╭─ Exercise materials
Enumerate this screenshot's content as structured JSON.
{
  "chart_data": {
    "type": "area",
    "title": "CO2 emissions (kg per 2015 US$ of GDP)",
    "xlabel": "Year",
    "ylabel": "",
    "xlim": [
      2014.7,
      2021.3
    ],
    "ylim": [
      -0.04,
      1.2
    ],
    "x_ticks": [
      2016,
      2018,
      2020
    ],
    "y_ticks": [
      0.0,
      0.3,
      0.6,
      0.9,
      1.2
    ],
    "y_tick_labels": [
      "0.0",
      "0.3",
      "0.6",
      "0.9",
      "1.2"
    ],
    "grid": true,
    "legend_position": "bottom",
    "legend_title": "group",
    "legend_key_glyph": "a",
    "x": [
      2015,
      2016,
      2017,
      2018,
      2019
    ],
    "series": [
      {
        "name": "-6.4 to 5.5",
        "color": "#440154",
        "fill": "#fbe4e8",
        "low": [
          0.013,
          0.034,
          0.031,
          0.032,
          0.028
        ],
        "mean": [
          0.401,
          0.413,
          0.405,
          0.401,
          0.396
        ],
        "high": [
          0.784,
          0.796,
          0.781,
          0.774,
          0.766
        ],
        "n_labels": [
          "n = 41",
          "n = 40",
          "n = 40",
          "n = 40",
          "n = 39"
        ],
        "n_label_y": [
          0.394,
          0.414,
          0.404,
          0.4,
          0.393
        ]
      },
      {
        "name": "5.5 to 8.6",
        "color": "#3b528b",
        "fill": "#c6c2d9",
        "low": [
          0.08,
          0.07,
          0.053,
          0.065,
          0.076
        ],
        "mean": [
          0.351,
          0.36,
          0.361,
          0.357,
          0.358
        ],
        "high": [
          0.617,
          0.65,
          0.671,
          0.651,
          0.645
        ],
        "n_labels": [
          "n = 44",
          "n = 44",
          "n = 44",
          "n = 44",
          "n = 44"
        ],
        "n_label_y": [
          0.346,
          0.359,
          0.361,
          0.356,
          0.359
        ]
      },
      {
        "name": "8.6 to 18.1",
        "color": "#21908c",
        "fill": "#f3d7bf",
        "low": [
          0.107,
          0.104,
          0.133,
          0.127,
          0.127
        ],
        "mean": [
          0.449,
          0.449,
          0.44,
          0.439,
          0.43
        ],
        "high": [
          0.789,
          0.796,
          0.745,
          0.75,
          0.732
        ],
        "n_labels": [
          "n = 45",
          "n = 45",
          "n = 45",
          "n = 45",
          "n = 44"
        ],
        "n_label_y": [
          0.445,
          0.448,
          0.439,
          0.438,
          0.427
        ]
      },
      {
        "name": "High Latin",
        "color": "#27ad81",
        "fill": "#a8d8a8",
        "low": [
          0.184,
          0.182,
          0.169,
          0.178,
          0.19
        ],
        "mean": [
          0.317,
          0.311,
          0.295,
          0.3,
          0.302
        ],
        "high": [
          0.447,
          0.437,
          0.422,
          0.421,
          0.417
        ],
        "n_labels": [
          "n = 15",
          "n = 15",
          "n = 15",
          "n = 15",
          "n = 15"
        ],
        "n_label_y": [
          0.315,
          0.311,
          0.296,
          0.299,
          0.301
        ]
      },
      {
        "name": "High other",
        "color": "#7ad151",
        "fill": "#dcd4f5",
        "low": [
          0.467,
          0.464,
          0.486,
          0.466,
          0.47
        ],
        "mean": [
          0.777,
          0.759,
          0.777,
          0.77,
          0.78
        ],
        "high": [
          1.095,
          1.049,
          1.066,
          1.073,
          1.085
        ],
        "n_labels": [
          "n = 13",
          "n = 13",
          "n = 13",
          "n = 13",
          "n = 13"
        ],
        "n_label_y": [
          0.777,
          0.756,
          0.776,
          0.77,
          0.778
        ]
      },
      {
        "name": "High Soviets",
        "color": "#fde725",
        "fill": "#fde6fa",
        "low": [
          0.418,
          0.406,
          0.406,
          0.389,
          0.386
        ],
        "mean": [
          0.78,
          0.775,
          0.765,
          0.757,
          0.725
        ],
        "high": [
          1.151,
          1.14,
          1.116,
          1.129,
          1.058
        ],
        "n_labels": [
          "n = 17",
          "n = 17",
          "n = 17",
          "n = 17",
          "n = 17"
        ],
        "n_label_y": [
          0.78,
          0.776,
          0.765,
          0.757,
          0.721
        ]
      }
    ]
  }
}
╰─
### What you have to do
Reproduce the listing above verbatim, from first line to last.

### Right answer
Enumerate this screenshot's content as structured JSON.
{
  "chart_data": {
    "type": "area",
    "title": "CO2 emissions (kg per 2015 US$ of GDP)",
    "xlabel": "Year",
    "ylabel": "",
    "xlim": [
      2014.7,
      2021.3
    ],
    "ylim": [
      -0.04,
      1.2
    ],
    "x_ticks": [
      2016,
      2018,
      2020
    ],
    "y_ticks": [
      0.0,
      0.3,
      0.6,
      0.9,
      1.2
    ],
    "y_tick_labels": [
      "0.0",
      "0.3",
      "0.6",
      "0.9",
      "1.2"
    ],
    "grid": true,
    "legend_position": "bottom",
    "legend_title": "group",
    "legend_key_glyph": "a",
    "x": [
      2015,
      2016,
      2017,
      2018,
      2019
    ],
    "series": [
      {
        "name": "-6.4 to 5.5",
        "color": "#440154",
        "fill": "#fbe4e8",
        "low": [
          0.013,
          0.034,
          0.031,
          0.032,
          0.028
        ],
        "mean": [
          0.401,
          0.413,
          0.405,
          0.401,
          0.396
        ],
        "high": [
          0.784,
          0.796,
          0.781,
          0.774,
          0.766
        ],
        "n_labels": [
          "n = 41",
          "n = 40",
          "n = 40",
          "n = 40",
          "n = 39"
        ],
        "n_label_y": [
          0.394,
          0.414,
          0.404,
          0.4,
          0.393
        ]
      },
      {
        "name": "5.5 to 8.6",
        "color": "#3b528b",
        "fill": "#c6c2d9",
        "low": [
          0.08,
          0.07,
          0.053,
          0.065,
          0.076
        ],
        "mean": [
          0.351,
          0.36,
          0.361,
          0.357,
          0.358
        ],
        "high": [
          0.617,
          0.65,
          0.671,
          0.651,
          0.645
        ],
        "n_labels": [
          "n = 44",
          "n = 44",
          "n = 44",
          "n = 44",
          "n = 44"
        ],
        "n_label_y": [
          0.346,
          0.359,
          0.361,
          0.356,
          0.359
        ]
      },
      {
        "name": "8.6 to 18.1",
        "color": "#21908c",
        "fill": "#f3d7bf",
        "low": [
          0.107,
          0.104,
          0.133,
          0.127,
          0.127
        ],
        "mean": [
          0.449,
          0.449,
          0.44,
          0.439,
          0.43
        ],
        "high": [
          0.789,
          0.796,
          0.745,
          0.75,
          0.732
        ],
        "n_labels": [
          "n = 45",
          "n = 45",
          "n = 45",
          "n = 45",
          "n = 44"
        ],
        "n_label_y": [
          0.445,
          0.448,
          0.439,
          0.438,
          0.427
        ]
      },
      {
        "name": "High Latin",
        "color": "#27ad81",
        "fill": "#a8d8a8",
        "low": [
          0.184,
          0.182,
          0.169,
          0.178,
          0.19
        ],
        "mean": [
          0.317,
          0.311,
          0.295,
          0.3,
          0.302
        ],
        "high": [
          0.447,
          0.437,
          0.422,
          0.421,
          0.417
        ],
        "n_labels": [
          "n = 15",
          "n = 15",
          "n = 15",
          "n = 15",
          "n = 15"
        ],
        "n_label_y": [
          0.315,
          0.311,
          0.296,
          0.299,
          0.301
        ]
      },
      {
        "name": "High other",
        "color": "#7ad151",
        "fill": "#dcd4f5",
        "low": [
          0.467,
          0.464,
          0.486,
          0.466,
          0.47
        ],
        "mean": [
          0.777,
          0.759,
          0.777,
          0.77,
          0.78
        ],
        "high": [
          1.095,
          1.049,
          1.066,
          1.073,
          1.085
        ],
        "n_labels": [
          "n = 13",
          "n = 13",
          "n = 13",
          "n = 13",
          "n = 13"
        ],
        "n_label_y": [
          0.777,
          0.756,
          0.776,
          0.77,
          0.778
        ]
      },
      {
        "name": "High Soviets",
        "color": "#fde725",
        "fill": "#fde6fa",
        "low": [
          0.418,
          0.406,
          0.406,
          0.389,
          0.386
        ],
        "mean": [
          0.78,
          0.775,
          0.765,
          0.757,
          0.725
        ],
        "high": [
          1.151,
          1.14,
          1.116,
          1.129,
          1.058
        ],
        "n_labels": [
          "n = 17",
          "n = 17",
          "n = 17",
          "n = 17",
          "n = 17"
        ],
        "n_label_y": [
          0.78,
          0.776,
          0.765,
          0.757,
          0.721
        ]
      }
    ]
  }
}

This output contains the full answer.